MELBER:  Yes. And, historically, that`s been true.

Let`s get into Mayor Bloomberg`s policies. We know a lot about him from, as mentioned, the administration that you served in for a period of time.

One of the ones that`s gotten the most attention, of course, is stop and frisk, which was ruled to be racial profiling. For folks outside of New York who don`t remember, we will show you some of the statistics here. The vast majority of these people stopped were minorities, black or Latino, 87 percent. That`s part of why courts struck down parts of it.

Why was it important to Mayor Bloomberg to run this policy as mayor?

SHEEKEY:  Mike came into mayor in New York City in 2002, as you know, shortly after 9/11. And there were still 800 murders in New York City.

Most of the people that were murdered on the streets of New York were young men of color, and Mike was determined to do something about it. So getting guns off the street, reducing murders in half, which he did, was an important part of that.

Tasks to carry out:
A) Could you copy the Bloomberg interview transcript word for word, from "One of the ones" up to and including "New York City."?
B) Answer these about the Bloomberg interview transcript:
(i) What percentage of the people stopped were black or Latino?
(ii) In what year did Mike come into mayor in New York City?
(iii) By how much did he reduce murders?
C) How would the Bloomberg interview transcript go on? Write the next part, picking up after its final sentence.

Provided records:
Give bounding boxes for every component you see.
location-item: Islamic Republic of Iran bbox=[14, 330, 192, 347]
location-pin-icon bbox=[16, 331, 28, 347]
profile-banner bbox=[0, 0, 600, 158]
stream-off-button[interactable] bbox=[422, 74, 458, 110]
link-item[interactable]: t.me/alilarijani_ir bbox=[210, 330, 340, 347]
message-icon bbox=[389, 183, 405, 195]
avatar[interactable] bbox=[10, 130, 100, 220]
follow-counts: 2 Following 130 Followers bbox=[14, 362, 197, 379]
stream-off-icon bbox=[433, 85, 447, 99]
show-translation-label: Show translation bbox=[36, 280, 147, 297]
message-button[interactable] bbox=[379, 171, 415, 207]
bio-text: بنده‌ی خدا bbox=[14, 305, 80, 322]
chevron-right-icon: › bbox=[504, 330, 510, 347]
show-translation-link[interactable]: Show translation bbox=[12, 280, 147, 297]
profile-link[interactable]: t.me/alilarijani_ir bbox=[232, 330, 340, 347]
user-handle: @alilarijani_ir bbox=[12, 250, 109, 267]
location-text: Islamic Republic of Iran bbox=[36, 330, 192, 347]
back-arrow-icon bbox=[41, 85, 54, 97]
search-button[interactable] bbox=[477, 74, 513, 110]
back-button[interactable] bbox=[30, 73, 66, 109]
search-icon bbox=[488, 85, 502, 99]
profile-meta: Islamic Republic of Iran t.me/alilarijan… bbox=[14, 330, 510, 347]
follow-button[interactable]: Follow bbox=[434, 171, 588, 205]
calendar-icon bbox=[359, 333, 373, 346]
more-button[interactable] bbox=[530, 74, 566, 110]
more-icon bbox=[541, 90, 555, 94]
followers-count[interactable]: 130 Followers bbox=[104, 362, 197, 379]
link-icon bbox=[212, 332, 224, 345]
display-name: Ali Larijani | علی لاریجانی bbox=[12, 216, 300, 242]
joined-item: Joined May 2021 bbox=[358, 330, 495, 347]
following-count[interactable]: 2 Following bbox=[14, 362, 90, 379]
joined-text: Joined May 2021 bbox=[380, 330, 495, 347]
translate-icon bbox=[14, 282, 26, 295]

Responses:
A)
One of the ones that`s gotten the most attention, of course, is stop and frisk, which was ruled to be racial profiling. For folks outside of New York who don`t remember, we will show you some of the statistics here. The vast majority of these people stopped were minorities, black or Latino, 87 percent. That`s part of why courts struck down parts of it.

Why was it important to Mayor Bloomberg to run this policy as mayor?

SHEEKEY:  Mike came into mayor in New York City in 2002, as you know, shortly after 9/11. And there were still 800 murders in New York City.

B)
(i) 87 percent
(ii) 2002
(iii) In half

C)
That said, Mike also, unlike any other mayor in this country...


MELBER:  We will deal with that, and then go forward.

SHEEKEY:  Yes, sure.

MELBER:  You view your campaign`s position is that that racial profiling, the stop and frisk policing lowered the murder rate? That`s your contention?

SHEEKEY:  What my contention is that Mike was going to do everything that he could. And that was an important part of the policy.

What Mike later said is that he got it wrong.


MELBER:  Well, let`s slow down.


SHEEKEY:  No, no, let`s answer the question.


MELBER:  We will get to what he later said, but I`m asking why, for that 12 years, that was the policy.


SHEEKEY:  I`m answering your question.

MELBER:  Did it lower the murder rate, is my question.

SHEEKEY:  What Mike Bloomberg did, in terms of 12, 13, 14 different policies that he put in place, reduced murder in New York City by half while he was mayor.

He also reduced the population in the prisons in New York City by half, while every other city`s went up. He broke the rule that you had to increase the population in the prisons to reduce the crime rate.

Mike Bloomberg turned -- proved that incorrect through a number of innovative strategies that people all over the country practice today.

He reduced recidivism by a third.


MELBER:  It sounds like you`re saying it was one of the policies that drove the murder rate down?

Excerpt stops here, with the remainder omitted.